THE PROBLEM — Look below. Copy each line that has "вязания" in it.
☆ ☆ ☆ ☆ ☆
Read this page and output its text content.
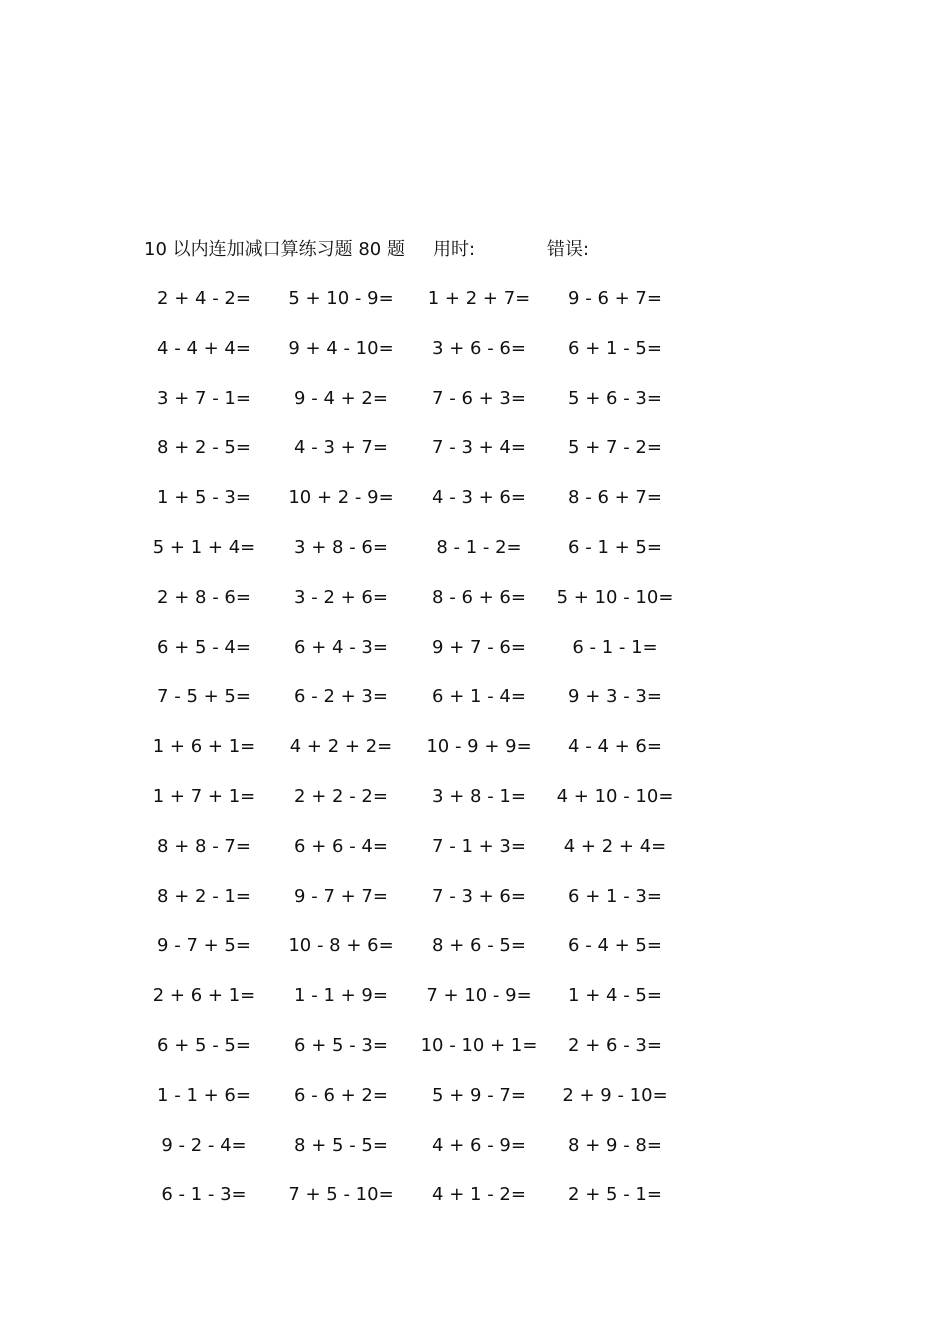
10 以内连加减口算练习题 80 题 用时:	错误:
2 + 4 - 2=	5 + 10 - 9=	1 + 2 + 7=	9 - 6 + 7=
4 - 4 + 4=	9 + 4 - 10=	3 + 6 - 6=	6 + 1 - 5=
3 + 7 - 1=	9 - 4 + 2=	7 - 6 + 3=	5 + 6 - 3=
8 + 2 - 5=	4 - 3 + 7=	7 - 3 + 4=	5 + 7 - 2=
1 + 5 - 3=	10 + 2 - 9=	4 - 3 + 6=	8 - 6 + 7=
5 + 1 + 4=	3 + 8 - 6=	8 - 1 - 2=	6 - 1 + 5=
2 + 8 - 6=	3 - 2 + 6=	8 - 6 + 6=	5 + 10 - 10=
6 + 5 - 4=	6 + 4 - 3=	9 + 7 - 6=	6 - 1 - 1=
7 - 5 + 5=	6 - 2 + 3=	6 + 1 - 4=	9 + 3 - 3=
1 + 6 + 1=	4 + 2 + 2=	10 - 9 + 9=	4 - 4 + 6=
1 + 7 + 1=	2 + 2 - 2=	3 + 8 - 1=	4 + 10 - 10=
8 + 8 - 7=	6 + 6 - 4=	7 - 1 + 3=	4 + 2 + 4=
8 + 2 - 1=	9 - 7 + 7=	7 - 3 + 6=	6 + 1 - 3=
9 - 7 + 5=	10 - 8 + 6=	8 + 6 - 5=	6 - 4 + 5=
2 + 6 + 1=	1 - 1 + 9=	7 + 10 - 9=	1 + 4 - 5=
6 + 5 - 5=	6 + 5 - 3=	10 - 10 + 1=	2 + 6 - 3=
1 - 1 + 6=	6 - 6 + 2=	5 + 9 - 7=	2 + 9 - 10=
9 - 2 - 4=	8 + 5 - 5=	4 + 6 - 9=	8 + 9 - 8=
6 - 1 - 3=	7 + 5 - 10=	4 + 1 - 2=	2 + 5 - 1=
☆ ☆ ☆ ☆ ☆
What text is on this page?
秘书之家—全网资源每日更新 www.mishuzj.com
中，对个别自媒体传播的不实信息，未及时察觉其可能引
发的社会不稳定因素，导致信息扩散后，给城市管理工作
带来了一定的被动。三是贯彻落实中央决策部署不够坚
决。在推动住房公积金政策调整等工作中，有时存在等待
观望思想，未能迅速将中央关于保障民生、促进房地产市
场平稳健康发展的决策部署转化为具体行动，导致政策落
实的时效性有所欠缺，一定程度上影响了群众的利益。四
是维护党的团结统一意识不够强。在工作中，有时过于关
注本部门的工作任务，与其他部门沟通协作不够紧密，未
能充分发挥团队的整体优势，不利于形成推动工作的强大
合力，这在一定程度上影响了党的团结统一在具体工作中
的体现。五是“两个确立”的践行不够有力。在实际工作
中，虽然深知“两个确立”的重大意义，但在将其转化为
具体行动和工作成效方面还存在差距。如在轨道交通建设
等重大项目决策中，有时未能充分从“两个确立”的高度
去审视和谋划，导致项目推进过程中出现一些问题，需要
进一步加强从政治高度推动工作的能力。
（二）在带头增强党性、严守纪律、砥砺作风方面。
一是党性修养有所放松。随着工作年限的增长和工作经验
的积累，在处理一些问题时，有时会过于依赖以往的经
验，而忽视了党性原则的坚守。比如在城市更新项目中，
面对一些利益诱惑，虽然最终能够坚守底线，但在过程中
☆ ☆ ☆ ☆ ☆
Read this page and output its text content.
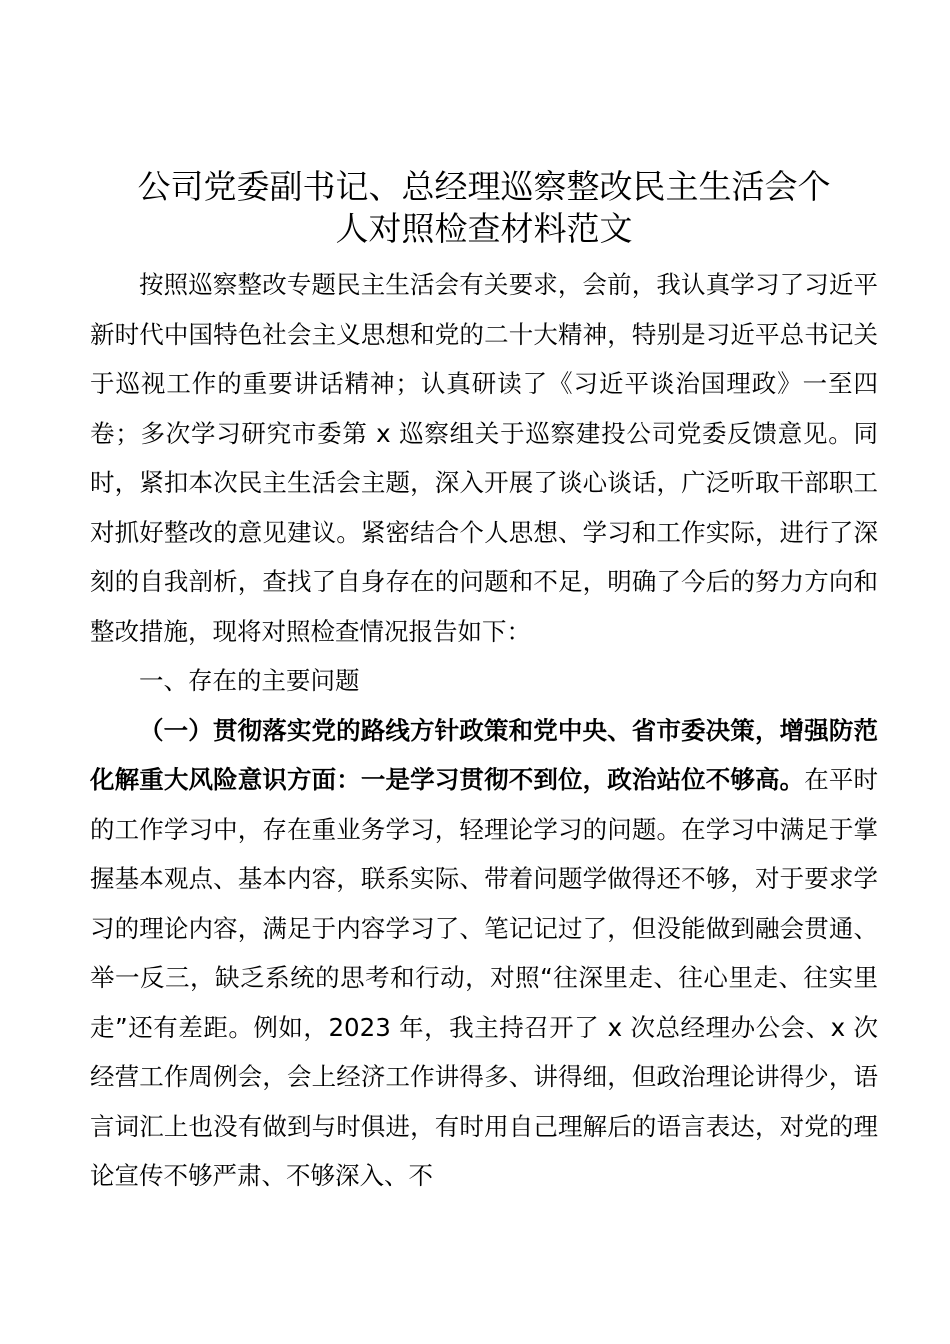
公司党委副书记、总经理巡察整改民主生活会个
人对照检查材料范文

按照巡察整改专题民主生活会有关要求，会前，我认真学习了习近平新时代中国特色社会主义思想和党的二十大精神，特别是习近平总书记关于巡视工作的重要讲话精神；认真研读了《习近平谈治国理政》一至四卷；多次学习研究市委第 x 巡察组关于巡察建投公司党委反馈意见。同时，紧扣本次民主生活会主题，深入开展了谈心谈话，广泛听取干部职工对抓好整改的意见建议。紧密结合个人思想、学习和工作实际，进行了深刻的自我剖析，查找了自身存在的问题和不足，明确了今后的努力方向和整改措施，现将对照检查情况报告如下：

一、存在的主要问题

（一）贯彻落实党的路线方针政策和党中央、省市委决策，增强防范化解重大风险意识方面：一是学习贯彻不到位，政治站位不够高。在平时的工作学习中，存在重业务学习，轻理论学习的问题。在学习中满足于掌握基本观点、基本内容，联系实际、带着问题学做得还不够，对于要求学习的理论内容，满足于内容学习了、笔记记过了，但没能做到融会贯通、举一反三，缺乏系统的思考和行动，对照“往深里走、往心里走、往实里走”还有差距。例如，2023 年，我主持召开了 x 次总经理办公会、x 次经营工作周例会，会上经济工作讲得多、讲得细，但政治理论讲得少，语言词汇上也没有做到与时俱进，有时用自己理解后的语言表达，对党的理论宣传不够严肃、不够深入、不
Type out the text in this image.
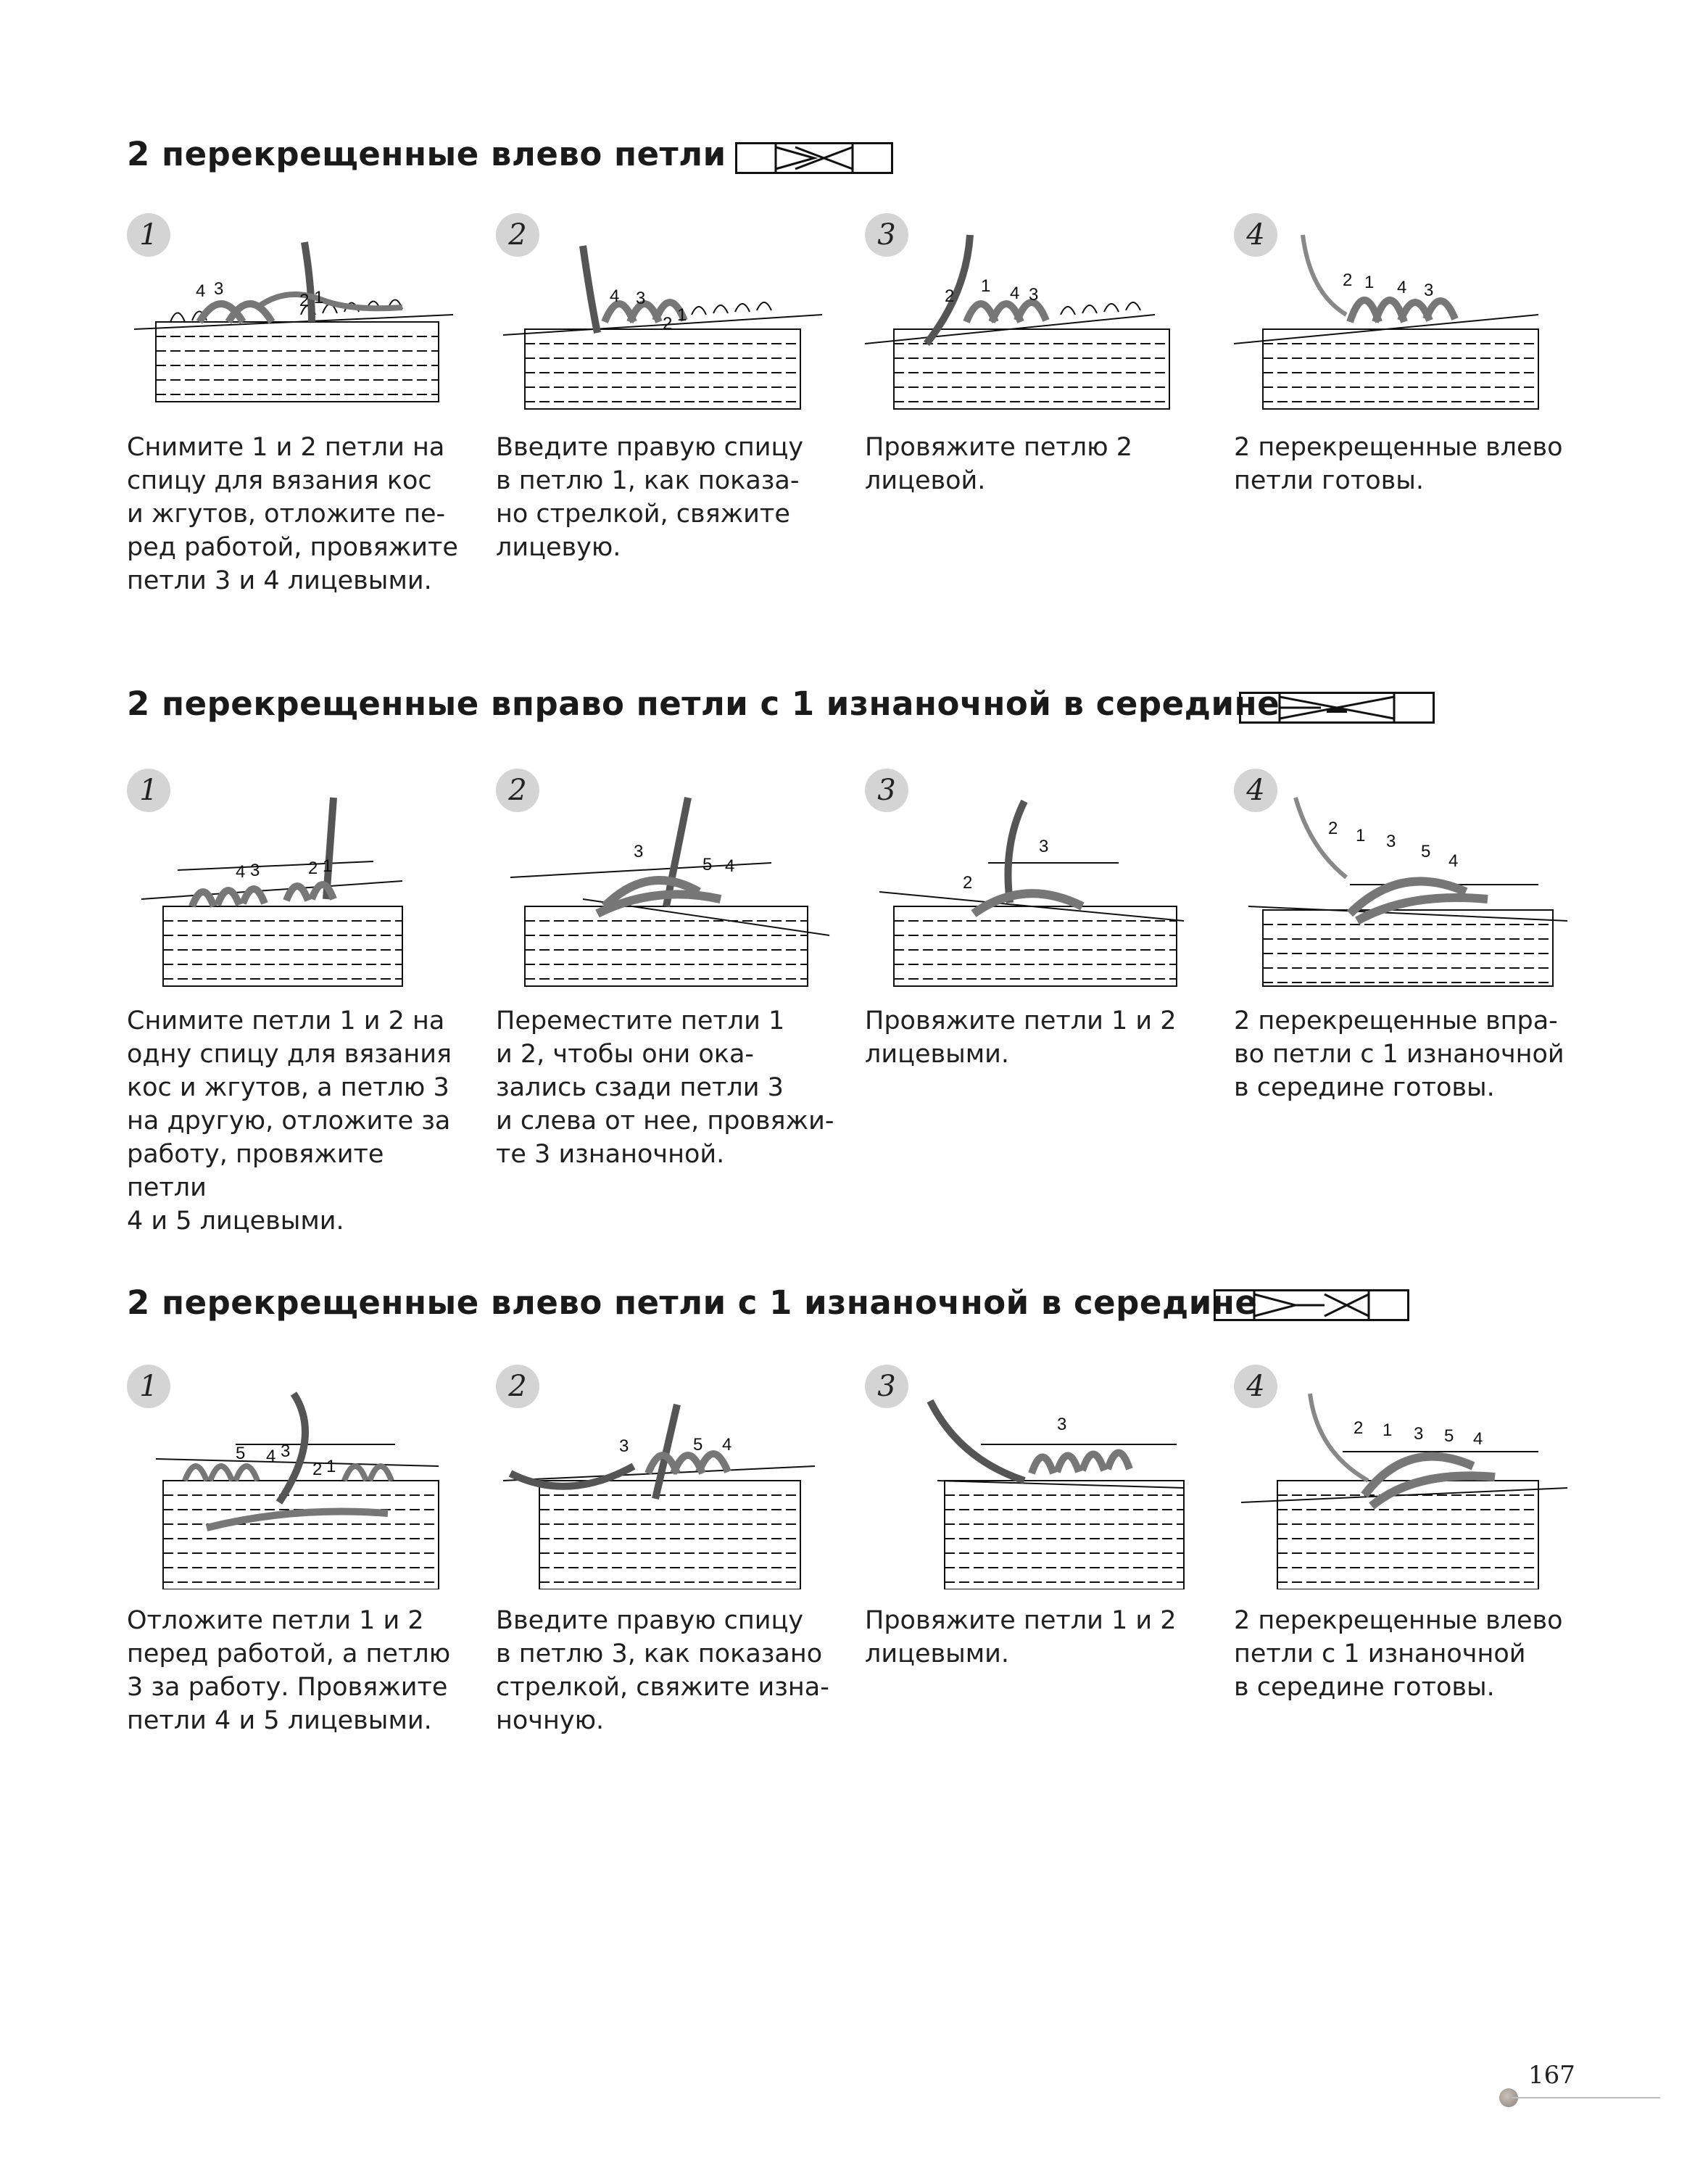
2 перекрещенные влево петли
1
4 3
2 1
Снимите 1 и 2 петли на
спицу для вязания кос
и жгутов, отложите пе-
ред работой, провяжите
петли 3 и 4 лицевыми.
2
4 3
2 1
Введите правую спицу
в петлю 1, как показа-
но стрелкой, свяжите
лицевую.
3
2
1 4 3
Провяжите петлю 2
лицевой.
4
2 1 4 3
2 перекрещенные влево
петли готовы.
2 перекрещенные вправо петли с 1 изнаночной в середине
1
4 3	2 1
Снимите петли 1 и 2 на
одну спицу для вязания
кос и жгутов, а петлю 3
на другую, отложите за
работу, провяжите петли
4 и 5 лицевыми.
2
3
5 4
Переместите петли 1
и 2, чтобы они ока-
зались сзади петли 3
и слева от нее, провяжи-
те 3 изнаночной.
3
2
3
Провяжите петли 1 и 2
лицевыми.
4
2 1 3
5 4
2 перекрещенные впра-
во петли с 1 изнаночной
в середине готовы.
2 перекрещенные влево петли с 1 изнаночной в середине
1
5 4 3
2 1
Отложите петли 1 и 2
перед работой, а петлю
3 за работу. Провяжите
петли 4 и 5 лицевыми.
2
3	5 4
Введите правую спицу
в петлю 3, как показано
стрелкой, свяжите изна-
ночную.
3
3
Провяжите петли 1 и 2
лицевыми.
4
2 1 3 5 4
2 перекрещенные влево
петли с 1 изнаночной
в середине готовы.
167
☆ ☆ ☆ ☆ ☆
SOLUTION TO THE PROBLEM —
спицу для вязания кос
одну спицу для вязания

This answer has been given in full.